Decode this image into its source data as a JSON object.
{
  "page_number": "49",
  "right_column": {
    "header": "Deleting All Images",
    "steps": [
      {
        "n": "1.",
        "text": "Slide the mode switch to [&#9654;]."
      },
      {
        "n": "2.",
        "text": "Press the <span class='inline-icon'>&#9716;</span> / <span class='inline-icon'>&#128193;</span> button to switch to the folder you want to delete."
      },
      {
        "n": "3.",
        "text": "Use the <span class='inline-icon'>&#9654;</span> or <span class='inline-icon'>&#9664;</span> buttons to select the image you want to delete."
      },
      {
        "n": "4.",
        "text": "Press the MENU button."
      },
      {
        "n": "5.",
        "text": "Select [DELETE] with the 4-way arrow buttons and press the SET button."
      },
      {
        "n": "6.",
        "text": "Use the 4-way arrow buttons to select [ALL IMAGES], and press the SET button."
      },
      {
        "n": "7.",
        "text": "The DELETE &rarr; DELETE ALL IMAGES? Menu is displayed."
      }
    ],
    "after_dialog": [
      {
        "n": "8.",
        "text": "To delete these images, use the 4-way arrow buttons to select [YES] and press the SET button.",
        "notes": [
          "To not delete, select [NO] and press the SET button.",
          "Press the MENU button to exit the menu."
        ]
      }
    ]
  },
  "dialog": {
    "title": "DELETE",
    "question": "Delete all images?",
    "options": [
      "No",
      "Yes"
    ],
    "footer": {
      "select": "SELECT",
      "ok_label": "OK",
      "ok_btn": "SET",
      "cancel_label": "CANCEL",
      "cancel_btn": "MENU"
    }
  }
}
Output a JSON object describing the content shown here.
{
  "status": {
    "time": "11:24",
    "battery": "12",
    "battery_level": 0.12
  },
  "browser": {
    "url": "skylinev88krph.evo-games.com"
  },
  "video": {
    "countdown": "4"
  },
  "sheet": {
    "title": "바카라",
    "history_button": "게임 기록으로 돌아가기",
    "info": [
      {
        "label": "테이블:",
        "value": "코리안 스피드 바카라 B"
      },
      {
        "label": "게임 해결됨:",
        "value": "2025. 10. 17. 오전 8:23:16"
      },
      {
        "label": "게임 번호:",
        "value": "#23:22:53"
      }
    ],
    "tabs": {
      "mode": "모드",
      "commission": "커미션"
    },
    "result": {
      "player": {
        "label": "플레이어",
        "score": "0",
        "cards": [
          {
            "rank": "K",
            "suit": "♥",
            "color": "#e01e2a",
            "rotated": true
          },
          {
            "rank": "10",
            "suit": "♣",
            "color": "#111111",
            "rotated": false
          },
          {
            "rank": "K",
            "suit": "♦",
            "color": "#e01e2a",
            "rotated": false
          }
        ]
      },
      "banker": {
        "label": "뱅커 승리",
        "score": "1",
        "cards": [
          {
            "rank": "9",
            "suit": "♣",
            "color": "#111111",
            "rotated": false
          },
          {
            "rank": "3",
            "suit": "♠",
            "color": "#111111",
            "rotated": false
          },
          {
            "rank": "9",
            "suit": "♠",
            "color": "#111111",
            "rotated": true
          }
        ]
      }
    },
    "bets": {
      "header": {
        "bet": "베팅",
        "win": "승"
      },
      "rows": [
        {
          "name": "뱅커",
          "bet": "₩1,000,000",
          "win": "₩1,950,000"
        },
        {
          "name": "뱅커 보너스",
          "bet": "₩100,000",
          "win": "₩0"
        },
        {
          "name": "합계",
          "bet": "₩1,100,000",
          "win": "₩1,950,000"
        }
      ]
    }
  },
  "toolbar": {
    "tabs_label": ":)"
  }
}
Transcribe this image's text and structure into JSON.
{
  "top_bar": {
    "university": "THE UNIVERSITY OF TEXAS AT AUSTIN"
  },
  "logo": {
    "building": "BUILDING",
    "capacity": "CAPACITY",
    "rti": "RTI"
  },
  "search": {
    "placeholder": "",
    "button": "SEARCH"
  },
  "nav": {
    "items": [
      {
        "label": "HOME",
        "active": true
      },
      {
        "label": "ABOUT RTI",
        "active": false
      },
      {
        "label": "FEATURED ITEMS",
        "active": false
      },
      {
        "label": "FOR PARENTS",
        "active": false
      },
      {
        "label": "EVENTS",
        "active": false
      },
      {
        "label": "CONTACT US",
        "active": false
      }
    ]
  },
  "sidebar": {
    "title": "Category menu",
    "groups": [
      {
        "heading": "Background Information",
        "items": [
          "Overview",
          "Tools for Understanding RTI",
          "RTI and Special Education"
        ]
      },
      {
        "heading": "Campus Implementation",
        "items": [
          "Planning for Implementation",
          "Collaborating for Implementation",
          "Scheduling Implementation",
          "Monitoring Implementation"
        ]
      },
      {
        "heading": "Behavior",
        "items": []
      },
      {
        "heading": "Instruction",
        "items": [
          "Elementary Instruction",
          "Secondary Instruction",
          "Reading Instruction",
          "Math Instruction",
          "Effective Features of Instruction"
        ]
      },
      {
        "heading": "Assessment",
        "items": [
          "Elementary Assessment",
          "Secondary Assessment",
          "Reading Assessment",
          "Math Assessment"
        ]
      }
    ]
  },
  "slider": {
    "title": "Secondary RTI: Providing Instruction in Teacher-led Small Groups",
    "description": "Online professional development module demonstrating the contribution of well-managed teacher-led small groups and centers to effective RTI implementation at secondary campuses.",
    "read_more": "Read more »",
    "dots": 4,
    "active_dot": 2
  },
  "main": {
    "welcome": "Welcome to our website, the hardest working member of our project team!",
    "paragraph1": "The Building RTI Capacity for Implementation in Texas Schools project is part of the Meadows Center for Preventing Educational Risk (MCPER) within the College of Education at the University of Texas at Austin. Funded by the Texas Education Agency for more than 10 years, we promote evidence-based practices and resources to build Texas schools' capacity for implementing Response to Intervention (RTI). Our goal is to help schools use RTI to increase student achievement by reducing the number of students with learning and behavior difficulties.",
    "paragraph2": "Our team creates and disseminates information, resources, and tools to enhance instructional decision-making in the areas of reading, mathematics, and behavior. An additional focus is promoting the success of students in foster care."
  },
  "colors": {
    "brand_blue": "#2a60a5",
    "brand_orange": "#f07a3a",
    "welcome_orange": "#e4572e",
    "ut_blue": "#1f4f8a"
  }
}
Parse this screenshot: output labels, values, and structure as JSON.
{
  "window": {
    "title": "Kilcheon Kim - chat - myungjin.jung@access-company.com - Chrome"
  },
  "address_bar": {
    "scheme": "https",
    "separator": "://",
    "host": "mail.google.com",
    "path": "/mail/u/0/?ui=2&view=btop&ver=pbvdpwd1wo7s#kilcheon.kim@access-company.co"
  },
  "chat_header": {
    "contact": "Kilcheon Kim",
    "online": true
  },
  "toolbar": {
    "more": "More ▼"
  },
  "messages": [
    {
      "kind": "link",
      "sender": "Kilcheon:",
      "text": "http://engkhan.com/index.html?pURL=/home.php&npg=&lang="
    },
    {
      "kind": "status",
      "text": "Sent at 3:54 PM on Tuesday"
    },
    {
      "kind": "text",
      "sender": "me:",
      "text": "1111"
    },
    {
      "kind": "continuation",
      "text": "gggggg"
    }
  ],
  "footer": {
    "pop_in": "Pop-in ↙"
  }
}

........

**SHORT EXERCISE**
Return all of the data exactly as it reads.

**SOLUTION FOR THIS EXERCISE**
Decode this image into its source data as a JSON object.
{
  "page_number": "49",
  "right_column": {
    "header": "Deleting All Images",
    "steps": [
      {
        "n": "1.",
        "text": "Slide the mode switch to [&#9654;]."
      },
      {
        "n": "2.",
        "text": "Press the <span class='inline-icon'>&#9716;</span> / <span class='inline-icon'>&#128193;</span> button to switch to the folder you want to delete."
      },
      {
        "n": "3.",
        "text": "Use the <span class='inline-icon'>&#9654;</span> or <span class='inline-icon'>&#9664;</span> buttons to select the image you want to delete."
      },
      {
        "n": "4.",
        "text": "Press the MENU button."
      },
      {
        "n": "5.",
        "text": "Select [DELETE] with the 4-way arrow buttons and press the SET button."
      },
      {
        "n": "6.",
        "text": "Use the 4-way arrow buttons to select [ALL IMAGES], and press the SET button."
      },
      {
        "n": "7.",
        "text": "The DELETE &rarr; DELETE ALL IMAGES? Menu is displayed."
      }
    ],
    "after_dialog": [
      {
        "n": "8.",
        "text": "To delete these images, use the 4-way arrow buttons to select [YES] and press the SET button.",
        "notes": [
          "To not delete, select [NO] and press the SET button.",
          "Press the MENU button to exit the menu."
        ]
      }
    ]
  },
  "dialog": {
    "title": "DELETE",
    "question": "Delete all images?",
    "options": [
      "No",
      "Yes"
    ],
    "footer": {
      "select": "SELECT",
      "ok_label": "OK",
      "ok_btn": "SET",
      "cancel_label": "CANCEL",
      "cancel_btn": "MENU"
    }
  }
}
Output a JSON object describing the content shown here.
{
  "status": {
    "time": "11:24",
    "battery": "12",
    "battery_level": 0.12
  },
  "browser": {
    "url": "skylinev88krph.evo-games.com"
  },
  "video": {
    "countdown": "4"
  },
  "sheet": {
    "title": "바카라",
    "history_button": "게임 기록으로 돌아가기",
    "info": [
      {
        "label": "테이블:",
        "value": "코리안 스피드 바카라 B"
      },
      {
        "label": "게임 해결됨:",
        "value": "2025. 10. 17. 오전 8:23:16"
      },
      {
        "label": "게임 번호:",
        "value": "#23:22:53"
      }
    ],
    "tabs": {
      "mode": "모드",
      "commission": "커미션"
    },
    "result": {
      "player": {
        "label": "플레이어",
        "score": "0",
        "cards": [
          {
            "rank": "K",
            "suit": "♥",
            "color": "#e01e2a",
            "rotated": true
          },
          {
            "rank": "10",
            "suit": "♣",
            "color": "#111111",
            "rotated": false
          },
          {
            "rank": "K",
            "suit": "♦",
            "color": "#e01e2a",
            "rotated": false
          }
        ]
      },
      "banker": {
        "label": "뱅커 승리",
        "score": "1",
        "cards": [
          {
            "rank": "9",
            "suit": "♣",
            "color": "#111111",
            "rotated": false
          },
          {
            "rank": "3",
            "suit": "♠",
            "color": "#111111",
            "rotated": false
          },
          {
            "rank": "9",
            "suit": "♠",
            "color": "#111111",
            "rotated": true
          }
        ]
      }
    },
    "bets": {
      "header": {
        "bet": "베팅",
        "win": "승"
      },
      "rows": [
        {
          "name": "뱅커",
          "bet": "₩1,000,000",
          "win": "₩1,950,000"
        },
        {
          "name": "뱅커 보너스",
          "bet": "₩100,000",
          "win": "₩0"
        },
        {
          "name": "합계",
          "bet": "₩1,100,000",
          "win": "₩1,950,000"
        }
      ]
    }
  },
  "toolbar": {
    "tabs_label": ":)"
  }
}
Transcribe this image's text and structure into JSON.
{
  "top_bar": {
    "university": "THE UNIVERSITY OF TEXAS AT AUSTIN"
  },
  "logo": {
    "building": "BUILDING",
    "capacity": "CAPACITY",
    "rti": "RTI"
  },
  "search": {
    "placeholder": "",
    "button": "SEARCH"
  },
  "nav": {
    "items": [
      {
        "label": "HOME",
        "active": true
      },
      {
        "label": "ABOUT RTI",
        "active": false
      },
      {
        "label": "FEATURED ITEMS",
        "active": false
      },
      {
        "label": "FOR PARENTS",
        "active": false
      },
      {
        "label": "EVENTS",
        "active": false
      },
      {
        "label": "CONTACT US",
        "active": false
      }
    ]
  },
  "sidebar": {
    "title": "Category menu",
    "groups": [
      {
        "heading": "Background Information",
        "items": [
          "Overview",
          "Tools for Understanding RTI",
          "RTI and Special Education"
        ]
      },
      {
        "heading": "Campus Implementation",
        "items": [
          "Planning for Implementation",
          "Collaborating for Implementation",
          "Scheduling Implementation",
          "Monitoring Implementation"
        ]
      },
      {
        "heading": "Behavior",
        "items": []
      },
      {
        "heading": "Instruction",
        "items": [
          "Elementary Instruction",
          "Secondary Instruction",
          "Reading Instruction",
          "Math Instruction",
          "Effective Features of Instruction"
        ]
      },
      {
        "heading": "Assessment",
        "items": [
          "Elementary Assessment",
          "Secondary Assessment",
          "Reading Assessment",
          "Math Assessment"
        ]
      }
    ]
  },
  "slider": {
    "title": "Secondary RTI: Providing Instruction in Teacher-led Small Groups",
    "description": "Online professional development module demonstrating the contribution of well-managed teacher-led small groups and centers to effective RTI implementation at secondary campuses.",
    "read_more": "Read more »",
    "dots": 4,
    "active_dot": 2
  },
  "main": {
    "welcome": "Welcome to our website, the hardest working member of our project team!",
    "paragraph1": "The Building RTI Capacity for Implementation in Texas Schools project is part of the Meadows Center for Preventing Educational Risk (MCPER) within the College of Education at the University of Texas at Austin. Funded by the Texas Education Agency for more than 10 years, we promote evidence-based practices and resources to build Texas schools' capacity for implementing Response to Intervention (RTI). Our goal is to help schools use RTI to increase student achievement by reducing the number of students with learning and behavior difficulties.",
    "paragraph2": "Our team creates and disseminates information, resources, and tools to enhance instructional decision-making in the areas of reading, mathematics, and behavior. An additional focus is promoting the success of students in foster care."
  },
  "colors": {
    "brand_blue": "#2a60a5",
    "brand_orange": "#f07a3a",
    "welcome_orange": "#e4572e",
    "ut_blue": "#1f4f8a"
  }
}
Parse this screenshot: output labels, values, and structure as JSON.
{
  "window": {
    "title": "Kilcheon Kim - chat - myungjin.jung@access-company.com - Chrome"
  },
  "address_bar": {
    "scheme": "https",
    "separator": "://",
    "host": "mail.google.com",
    "path": "/mail/u/0/?ui=2&view=btop&ver=pbvdpwd1wo7s#kilcheon.kim@access-company.co"
  },
  "chat_header": {
    "contact": "Kilcheon Kim",
    "online": true
  },
  "toolbar": {
    "more": "More ▼"
  },
  "messages": [
    {
      "kind": "link",
      "sender": "Kilcheon:",
      "text": "http://engkhan.com/index.html?pURL=/home.php&npg=&lang="
    },
    {
      "kind": "status",
      "text": "Sent at 3:54 PM on Tuesday"
    },
    {
      "kind": "text",
      "sender": "me:",
      "text": "1111"
    },
    {
      "kind": "continuation",
      "text": "gggggg"
    }
  ],
  "footer": {
    "pop_in": "Pop-in ↙"
  }
}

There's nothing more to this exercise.